### Instructions for the task
I'd like the data beneath this line reproduced exactly, without any of its images.

### Provided information

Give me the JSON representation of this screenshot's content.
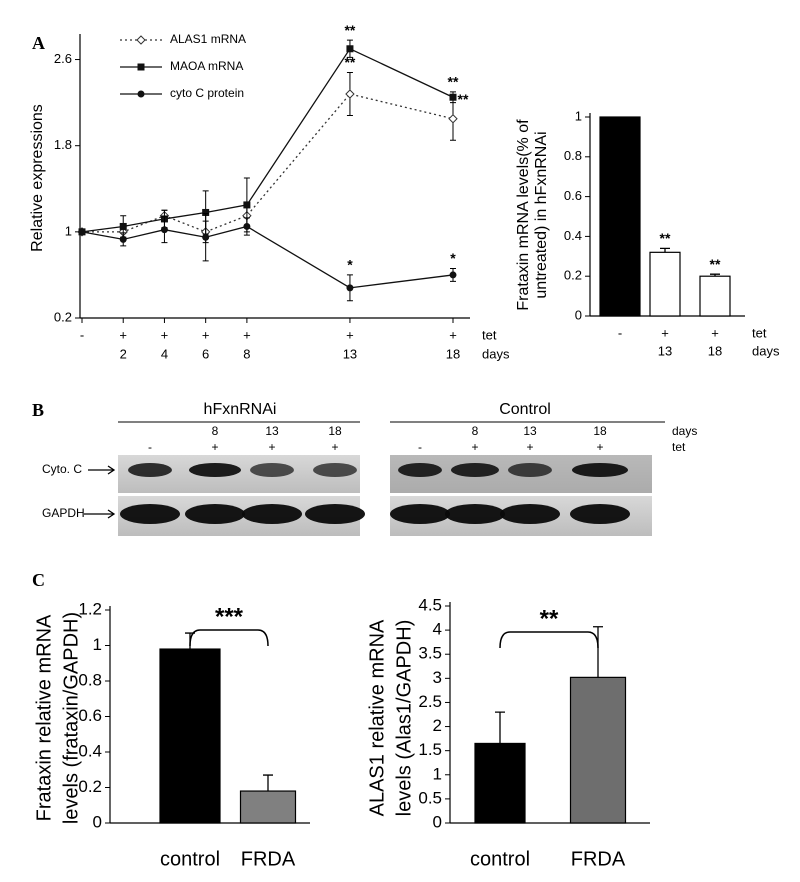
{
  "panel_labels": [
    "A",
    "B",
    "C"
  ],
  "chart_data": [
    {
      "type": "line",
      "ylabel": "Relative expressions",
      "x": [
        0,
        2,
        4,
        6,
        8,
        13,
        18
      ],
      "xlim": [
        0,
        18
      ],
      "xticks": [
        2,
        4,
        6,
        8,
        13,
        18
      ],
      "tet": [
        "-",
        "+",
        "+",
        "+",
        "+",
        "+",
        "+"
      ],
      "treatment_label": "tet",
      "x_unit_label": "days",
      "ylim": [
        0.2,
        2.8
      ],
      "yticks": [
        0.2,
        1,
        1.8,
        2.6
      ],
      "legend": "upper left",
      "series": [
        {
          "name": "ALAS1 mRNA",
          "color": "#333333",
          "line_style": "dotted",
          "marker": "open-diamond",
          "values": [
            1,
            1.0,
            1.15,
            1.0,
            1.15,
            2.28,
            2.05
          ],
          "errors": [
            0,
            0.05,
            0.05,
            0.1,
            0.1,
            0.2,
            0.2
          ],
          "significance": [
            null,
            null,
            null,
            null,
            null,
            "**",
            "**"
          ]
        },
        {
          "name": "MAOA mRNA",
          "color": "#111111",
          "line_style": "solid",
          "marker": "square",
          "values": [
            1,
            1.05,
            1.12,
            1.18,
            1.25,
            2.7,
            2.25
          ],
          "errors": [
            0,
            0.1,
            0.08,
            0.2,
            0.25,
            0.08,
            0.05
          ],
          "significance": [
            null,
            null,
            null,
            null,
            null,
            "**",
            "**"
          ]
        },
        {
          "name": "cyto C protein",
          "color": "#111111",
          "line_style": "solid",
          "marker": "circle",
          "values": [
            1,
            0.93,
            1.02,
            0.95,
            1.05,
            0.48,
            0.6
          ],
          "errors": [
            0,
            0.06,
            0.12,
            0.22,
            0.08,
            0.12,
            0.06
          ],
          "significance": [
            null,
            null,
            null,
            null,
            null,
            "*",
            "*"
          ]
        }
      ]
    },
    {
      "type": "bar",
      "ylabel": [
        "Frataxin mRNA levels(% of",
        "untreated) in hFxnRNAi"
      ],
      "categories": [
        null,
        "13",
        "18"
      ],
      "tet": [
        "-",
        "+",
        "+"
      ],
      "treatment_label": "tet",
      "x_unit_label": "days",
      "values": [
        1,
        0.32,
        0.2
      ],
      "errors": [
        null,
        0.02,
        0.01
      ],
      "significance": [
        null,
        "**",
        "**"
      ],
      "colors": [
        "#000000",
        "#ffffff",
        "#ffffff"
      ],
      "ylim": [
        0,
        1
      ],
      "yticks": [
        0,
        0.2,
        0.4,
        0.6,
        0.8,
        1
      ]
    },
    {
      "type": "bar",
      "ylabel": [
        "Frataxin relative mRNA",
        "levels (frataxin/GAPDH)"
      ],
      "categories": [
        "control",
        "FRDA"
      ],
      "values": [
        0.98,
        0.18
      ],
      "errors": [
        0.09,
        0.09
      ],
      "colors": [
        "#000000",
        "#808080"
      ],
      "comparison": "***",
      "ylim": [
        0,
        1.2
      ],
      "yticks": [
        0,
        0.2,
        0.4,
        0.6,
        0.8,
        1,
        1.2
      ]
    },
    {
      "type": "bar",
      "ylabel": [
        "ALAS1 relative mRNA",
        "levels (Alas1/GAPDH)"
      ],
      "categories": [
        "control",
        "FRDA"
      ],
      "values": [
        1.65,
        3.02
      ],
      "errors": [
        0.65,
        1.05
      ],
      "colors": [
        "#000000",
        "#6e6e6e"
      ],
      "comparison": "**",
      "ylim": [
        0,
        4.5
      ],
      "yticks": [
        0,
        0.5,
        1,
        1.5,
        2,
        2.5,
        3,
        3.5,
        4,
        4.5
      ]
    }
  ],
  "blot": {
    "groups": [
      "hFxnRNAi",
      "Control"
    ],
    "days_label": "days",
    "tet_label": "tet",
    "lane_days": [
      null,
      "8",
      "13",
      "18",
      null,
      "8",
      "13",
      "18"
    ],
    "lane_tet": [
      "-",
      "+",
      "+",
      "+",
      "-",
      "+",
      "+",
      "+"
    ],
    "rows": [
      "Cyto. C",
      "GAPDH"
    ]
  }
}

### Answer area
Give me the JSON representation of this screenshot's content.
{
  "panel_labels": [
    "A",
    "B",
    "C"
  ],
  "chart_data": [
    {
      "type": "line",
      "ylabel": "Relative expressions",
      "x": [
        0,
        2,
        4,
        6,
        8,
        13,
        18
      ],
      "xlim": [
        0,
        18
      ],
      "xticks": [
        2,
        4,
        6,
        8,
        13,
        18
      ],
      "tet": [
        "-",
        "+",
        "+",
        "+",
        "+",
        "+",
        "+"
      ],
      "treatment_label": "tet",
      "x_unit_label": "days",
      "ylim": [
        0.2,
        2.8
      ],
      "yticks": [
        0.2,
        1,
        1.8,
        2.6
      ],
      "legend": "upper left",
      "series": [
        {
          "name": "ALAS1 mRNA",
          "color": "#333333",
          "line_style": "dotted",
          "marker": "open-diamond",
          "values": [
            1,
            1.0,
            1.15,
            1.0,
            1.15,
            2.28,
            2.05
          ],
          "errors": [
            0,
            0.05,
            0.05,
            0.1,
            0.1,
            0.2,
            0.2
          ],
          "significance": [
            null,
            null,
            null,
            null,
            null,
            "**",
            "**"
          ]
        },
        {
          "name": "MAOA mRNA",
          "color": "#111111",
          "line_style": "solid",
          "marker": "square",
          "values": [
            1,
            1.05,
            1.12,
            1.18,
            1.25,
            2.7,
            2.25
          ],
          "errors": [
            0,
            0.1,
            0.08,
            0.2,
            0.25,
            0.08,
            0.05
          ],
          "significance": [
            null,
            null,
            null,
            null,
            null,
            "**",
            "**"
          ]
        },
        {
          "name": "cyto C protein",
          "color": "#111111",
          "line_style": "solid",
          "marker": "circle",
          "values": [
            1,
            0.93,
            1.02,
            0.95,
            1.05,
            0.48,
            0.6
          ],
          "errors": [
            0,
            0.06,
            0.12,
            0.22,
            0.08,
            0.12,
            0.06
          ],
          "significance": [
            null,
            null,
            null,
            null,
            null,
            "*",
            "*"
          ]
        }
      ]
    },
    {
      "type": "bar",
      "ylabel": [
        "Frataxin mRNA levels(% of",
        "untreated) in hFxnRNAi"
      ],
      "categories": [
        null,
        "13",
        "18"
      ],
      "tet": [
        "-",
        "+",
        "+"
      ],
      "treatment_label": "tet",
      "x_unit_label": "days",
      "values": [
        1,
        0.32,
        0.2
      ],
      "errors": [
        null,
        0.02,
        0.01
      ],
      "significance": [
        null,
        "**",
        "**"
      ],
      "colors": [
        "#000000",
        "#ffffff",
        "#ffffff"
      ],
      "ylim": [
        0,
        1
      ],
      "yticks": [
        0,
        0.2,
        0.4,
        0.6,
        0.8,
        1
      ]
    },
    {
      "type": "bar",
      "ylabel": [
        "Frataxin relative mRNA",
        "levels (frataxin/GAPDH)"
      ],
      "categories": [
        "control",
        "FRDA"
      ],
      "values": [
        0.98,
        0.18
      ],
      "errors": [
        0.09,
        0.09
      ],
      "colors": [
        "#000000",
        "#808080"
      ],
      "comparison": "***",
      "ylim": [
        0,
        1.2
      ],
      "yticks": [
        0,
        0.2,
        0.4,
        0.6,
        0.8,
        1,
        1.2
      ]
    },
    {
      "type": "bar",
      "ylabel": [
        "ALAS1 relative mRNA",
        "levels (Alas1/GAPDH)"
      ],
      "categories": [
        "control",
        "FRDA"
      ],
      "values": [
        1.65,
        3.02
      ],
      "errors": [
        0.65,
        1.05
      ],
      "colors": [
        "#000000",
        "#6e6e6e"
      ],
      "comparison": "**",
      "ylim": [
        0,
        4.5
      ],
      "yticks": [
        0,
        0.5,
        1,
        1.5,
        2,
        2.5,
        3,
        3.5,
        4,
        4.5
      ]
    }
  ],
  "blot": {
    "groups": [
      "hFxnRNAi",
      "Control"
    ],
    "days_label": "days",
    "tet_label": "tet",
    "lane_days": [
      null,
      "8",
      "13",
      "18",
      null,
      "8",
      "13",
      "18"
    ],
    "lane_tet": [
      "-",
      "+",
      "+",
      "+",
      "-",
      "+",
      "+",
      "+"
    ],
    "rows": [
      "Cyto. C",
      "GAPDH"
    ]
  }
}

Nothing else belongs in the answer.